» **Exercise brief**
Locate each line holding the string "mate" and copy it.

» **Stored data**
-------------------------

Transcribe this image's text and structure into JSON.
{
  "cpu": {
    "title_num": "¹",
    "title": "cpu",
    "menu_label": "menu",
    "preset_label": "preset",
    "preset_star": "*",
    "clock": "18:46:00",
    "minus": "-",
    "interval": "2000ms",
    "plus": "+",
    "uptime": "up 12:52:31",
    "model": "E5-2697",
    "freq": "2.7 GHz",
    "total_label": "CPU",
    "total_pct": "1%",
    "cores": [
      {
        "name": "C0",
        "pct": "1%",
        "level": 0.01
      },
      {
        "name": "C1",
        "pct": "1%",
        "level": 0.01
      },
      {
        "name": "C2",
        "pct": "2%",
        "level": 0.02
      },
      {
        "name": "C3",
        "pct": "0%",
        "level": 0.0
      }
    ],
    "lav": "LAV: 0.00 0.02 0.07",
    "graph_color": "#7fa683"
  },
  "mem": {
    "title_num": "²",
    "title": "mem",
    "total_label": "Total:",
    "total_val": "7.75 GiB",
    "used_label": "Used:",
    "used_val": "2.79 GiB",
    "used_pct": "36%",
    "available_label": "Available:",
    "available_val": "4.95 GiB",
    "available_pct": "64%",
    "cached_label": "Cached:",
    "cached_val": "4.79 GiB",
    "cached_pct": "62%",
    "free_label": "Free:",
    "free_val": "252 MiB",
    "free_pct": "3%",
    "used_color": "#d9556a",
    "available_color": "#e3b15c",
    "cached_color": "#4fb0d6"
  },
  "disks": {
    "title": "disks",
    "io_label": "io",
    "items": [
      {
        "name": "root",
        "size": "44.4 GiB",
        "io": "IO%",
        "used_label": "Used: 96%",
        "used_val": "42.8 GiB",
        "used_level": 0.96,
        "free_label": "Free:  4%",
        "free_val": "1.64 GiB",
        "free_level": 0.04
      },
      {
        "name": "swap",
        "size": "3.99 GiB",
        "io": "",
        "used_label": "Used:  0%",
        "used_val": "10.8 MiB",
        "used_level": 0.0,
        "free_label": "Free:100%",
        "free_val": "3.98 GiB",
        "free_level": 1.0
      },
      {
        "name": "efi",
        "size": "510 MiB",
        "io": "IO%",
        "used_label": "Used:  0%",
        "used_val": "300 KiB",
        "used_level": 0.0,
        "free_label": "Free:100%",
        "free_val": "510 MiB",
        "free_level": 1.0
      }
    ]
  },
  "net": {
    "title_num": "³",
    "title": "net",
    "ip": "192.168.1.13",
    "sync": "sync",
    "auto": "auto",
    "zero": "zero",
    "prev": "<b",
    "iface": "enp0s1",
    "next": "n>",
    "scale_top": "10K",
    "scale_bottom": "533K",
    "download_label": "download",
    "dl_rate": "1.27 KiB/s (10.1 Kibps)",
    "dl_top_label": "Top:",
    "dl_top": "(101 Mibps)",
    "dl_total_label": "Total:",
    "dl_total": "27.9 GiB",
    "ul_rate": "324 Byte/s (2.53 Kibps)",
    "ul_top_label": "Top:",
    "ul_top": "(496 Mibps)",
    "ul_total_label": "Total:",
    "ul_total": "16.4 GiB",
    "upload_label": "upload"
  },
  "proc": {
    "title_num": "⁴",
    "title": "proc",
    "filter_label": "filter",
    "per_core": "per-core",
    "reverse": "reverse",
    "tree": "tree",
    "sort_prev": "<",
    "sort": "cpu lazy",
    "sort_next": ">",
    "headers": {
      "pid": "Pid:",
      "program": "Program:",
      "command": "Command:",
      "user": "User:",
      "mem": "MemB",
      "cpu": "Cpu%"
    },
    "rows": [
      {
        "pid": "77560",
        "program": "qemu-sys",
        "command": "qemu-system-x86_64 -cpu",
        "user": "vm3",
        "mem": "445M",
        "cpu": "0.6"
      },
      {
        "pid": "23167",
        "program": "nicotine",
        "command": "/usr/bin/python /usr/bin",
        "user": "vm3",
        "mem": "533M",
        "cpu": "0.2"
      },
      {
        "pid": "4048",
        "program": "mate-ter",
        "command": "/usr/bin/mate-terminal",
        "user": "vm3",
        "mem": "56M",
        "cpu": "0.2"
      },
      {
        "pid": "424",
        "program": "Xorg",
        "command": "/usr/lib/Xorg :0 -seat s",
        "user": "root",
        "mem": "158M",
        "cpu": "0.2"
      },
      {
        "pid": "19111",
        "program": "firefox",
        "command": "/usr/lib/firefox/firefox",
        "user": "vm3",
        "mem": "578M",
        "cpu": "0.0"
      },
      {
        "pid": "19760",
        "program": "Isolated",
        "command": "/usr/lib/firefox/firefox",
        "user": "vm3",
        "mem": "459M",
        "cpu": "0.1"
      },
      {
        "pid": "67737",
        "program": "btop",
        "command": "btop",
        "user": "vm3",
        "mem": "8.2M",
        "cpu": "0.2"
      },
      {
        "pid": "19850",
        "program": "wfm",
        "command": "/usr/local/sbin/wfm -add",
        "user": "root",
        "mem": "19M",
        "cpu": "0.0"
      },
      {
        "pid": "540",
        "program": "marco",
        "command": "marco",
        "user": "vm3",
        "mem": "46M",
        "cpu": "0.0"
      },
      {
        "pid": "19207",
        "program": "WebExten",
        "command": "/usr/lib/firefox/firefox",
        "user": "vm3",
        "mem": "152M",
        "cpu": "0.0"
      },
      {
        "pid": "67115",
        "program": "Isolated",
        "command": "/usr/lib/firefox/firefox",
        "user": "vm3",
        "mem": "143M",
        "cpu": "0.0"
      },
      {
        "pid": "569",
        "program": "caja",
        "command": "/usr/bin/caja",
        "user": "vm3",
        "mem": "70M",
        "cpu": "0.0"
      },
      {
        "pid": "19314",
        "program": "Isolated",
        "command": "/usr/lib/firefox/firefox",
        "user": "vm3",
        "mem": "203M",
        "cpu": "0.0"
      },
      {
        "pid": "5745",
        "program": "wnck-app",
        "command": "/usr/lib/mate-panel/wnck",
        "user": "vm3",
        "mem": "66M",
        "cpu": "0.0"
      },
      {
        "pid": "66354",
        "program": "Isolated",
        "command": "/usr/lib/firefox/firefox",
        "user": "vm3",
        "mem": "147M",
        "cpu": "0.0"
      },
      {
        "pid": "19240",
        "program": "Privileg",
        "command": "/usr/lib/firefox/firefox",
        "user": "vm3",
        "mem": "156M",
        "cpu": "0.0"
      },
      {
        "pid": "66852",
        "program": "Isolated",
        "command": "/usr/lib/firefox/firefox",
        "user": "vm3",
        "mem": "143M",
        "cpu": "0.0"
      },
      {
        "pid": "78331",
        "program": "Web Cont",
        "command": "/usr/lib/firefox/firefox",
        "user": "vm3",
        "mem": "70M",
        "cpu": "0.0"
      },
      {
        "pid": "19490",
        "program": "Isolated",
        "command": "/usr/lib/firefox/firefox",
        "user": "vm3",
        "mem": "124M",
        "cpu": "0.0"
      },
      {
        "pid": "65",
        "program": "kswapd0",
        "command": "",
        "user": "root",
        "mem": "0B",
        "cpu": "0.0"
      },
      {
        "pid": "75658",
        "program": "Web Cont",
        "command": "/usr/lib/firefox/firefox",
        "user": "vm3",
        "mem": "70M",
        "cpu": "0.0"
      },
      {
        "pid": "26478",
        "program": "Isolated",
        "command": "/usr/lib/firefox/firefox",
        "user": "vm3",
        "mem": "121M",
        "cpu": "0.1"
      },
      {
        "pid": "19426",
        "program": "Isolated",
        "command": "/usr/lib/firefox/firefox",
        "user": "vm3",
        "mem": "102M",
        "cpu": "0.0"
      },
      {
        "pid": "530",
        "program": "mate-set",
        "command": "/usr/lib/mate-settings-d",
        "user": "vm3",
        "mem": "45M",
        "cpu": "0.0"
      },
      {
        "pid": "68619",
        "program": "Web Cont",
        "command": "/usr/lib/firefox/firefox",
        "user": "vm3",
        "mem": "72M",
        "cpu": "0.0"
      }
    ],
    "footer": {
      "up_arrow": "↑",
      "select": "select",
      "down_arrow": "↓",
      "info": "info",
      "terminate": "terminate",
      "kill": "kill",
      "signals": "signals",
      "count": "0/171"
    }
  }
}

-------------------------

» **Answer to this task**
        "program": "mate-ter",
        "command": "/usr/bin/mate-terminal",
        "command": "/usr/lib/mate-panel/wnck",
        "program": "mate-set",
        "command": "/usr/lib/mate-settings-d",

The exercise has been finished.